*** DATA SHOWN
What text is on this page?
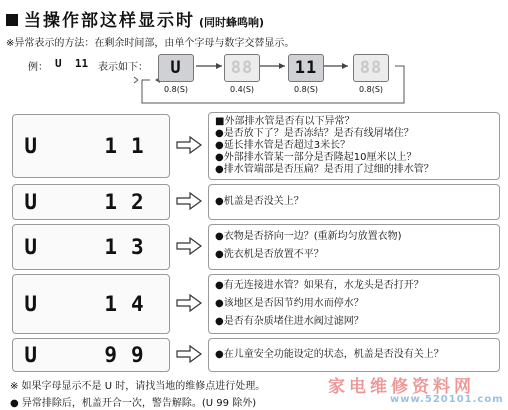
当操作部这样显示时 (同时蜂鸣响)
※异常表示的方法：在剩余时间部，由单个字母与数字交替显示。
例： U  11 表示如下： U
0.8(S)
88
0.4(S)
11
0.8(S)
88
0.8(S)
U  11
■外部排水管是否有以下异常？
●是否放下了？是否冻结？是否有线屑堵住？
●延长排水管是否超过3米长？
●外部排水管某一部分是否隆起10厘米以上？
●排水管端部是否压扁？是否用了过细的排水管？
U  12	●机盖是否没关上？
U  13	●衣物是否挤向一边？(重新均匀放置衣物)
●洗衣机是否放置不平？
U  14
●有无连接进水管？如果有，水龙头是否打开？
●该地区是否因节约用水而停水？
●是否有杂质堵住进水阀过滤网？
U  99	●在儿童安全功能设定的状态，机盖是否没有关上？
※ 如果字母显示不是 U 时，请找当地的维修点进行处理。
● 异常排除后，机盖开合一次，警告解除。(U 99 除外)
家电维修资料网
www.520101.com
******
WHAT THE EXERCISE ASKS: Retype each record exactly as it stands, but do not include the pictures.

FULL RESPONSE:
What text is on this page?
当操作部这样显示时 (同时蜂鸣响)
※异常表示的方法：在剩余时间部，由单个字母与数字交替显示。
例： U  11 表示如下： U
0.8(S)
88
0.4(S)
11
0.8(S)
88
0.8(S)
U  11
■外部排水管是否有以下异常？
●是否放下了？是否冻结？是否有线屑堵住？
●延长排水管是否超过3米长？
●外部排水管某一部分是否隆起10厘米以上？
●排水管端部是否压扁？是否用了过细的排水管？
U  12	●机盖是否没关上？
U  13	●衣物是否挤向一边？(重新均匀放置衣物)
●洗衣机是否放置不平？
U  14
●有无连接进水管？如果有，水龙头是否打开？
●该地区是否因节约用水而停水？
●是否有杂质堵住进水阀过滤网？
U  99	●在儿童安全功能设定的状态，机盖是否没有关上？
※ 如果字母显示不是 U 时，请找当地的维修点进行处理。
● 异常排除后，机盖开合一次，警告解除。(U 99 除外)
家电维修资料网
www.520101.com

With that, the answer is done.